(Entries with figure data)
--------------------------------
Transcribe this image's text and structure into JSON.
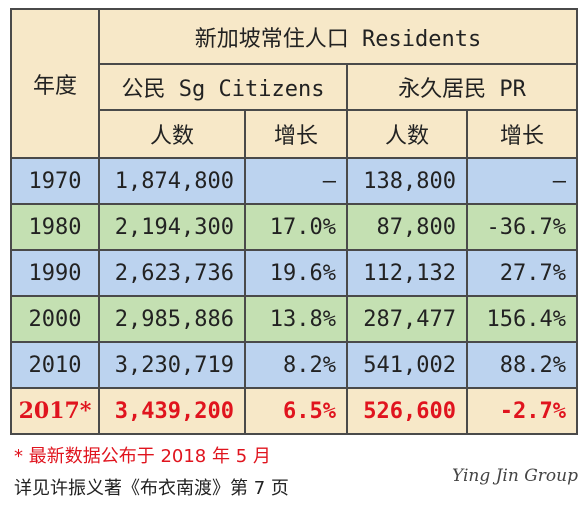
{
  "table": {
    "header": {
      "year": "年度",
      "residents": "新加坡常住人口 Residents",
      "citizens": "公民 Sg Citizens",
      "pr": "永久居民 PR",
      "count": "人数",
      "growth": "增长"
    },
    "rows": [
      {
        "year": "1970",
        "cit": "1,874,800",
        "cit_g": "–",
        "pr": "138,800",
        "pr_g": "–"
      },
      {
        "year": "1980",
        "cit": "2,194,300",
        "cit_g": "17.0%",
        "pr": "87,800",
        "pr_g": "-36.7%"
      },
      {
        "year": "1990",
        "cit": "2,623,736",
        "cit_g": "19.6%",
        "pr": "112,132",
        "pr_g": "27.7%"
      },
      {
        "year": "2000",
        "cit": "2,985,886",
        "cit_g": "13.8%",
        "pr": "287,477",
        "pr_g": "156.4%"
      },
      {
        "year": "2010",
        "cit": "3,230,719",
        "cit_g": "8.2%",
        "pr": "541,002",
        "pr_g": "88.2%"
      },
      {
        "year": "2017*",
        "cit": "3,439,200",
        "cit_g": "6.5%",
        "pr": "526,600",
        "pr_g": "-2.7%"
      }
    ]
  },
  "footnote": {
    "note": "* 最新数据公布于 2018 年 5 月",
    "source": "详见许振义著《布衣南渡》第 7 页"
  },
  "watermark": "Ying Jin Group",
  "colors": {
    "header_bg": "#f7e8c8",
    "blue_row": "#bcd3ef",
    "green_row": "#c4e0b2",
    "highlight_text": "#e0141e"
  }
}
--------------------------------
WORK TO BE COMPLETED: Of the lines in this listing, how many contain "year"? Reply with the number and nothing more.

ANSWER FOR THE TASK: 7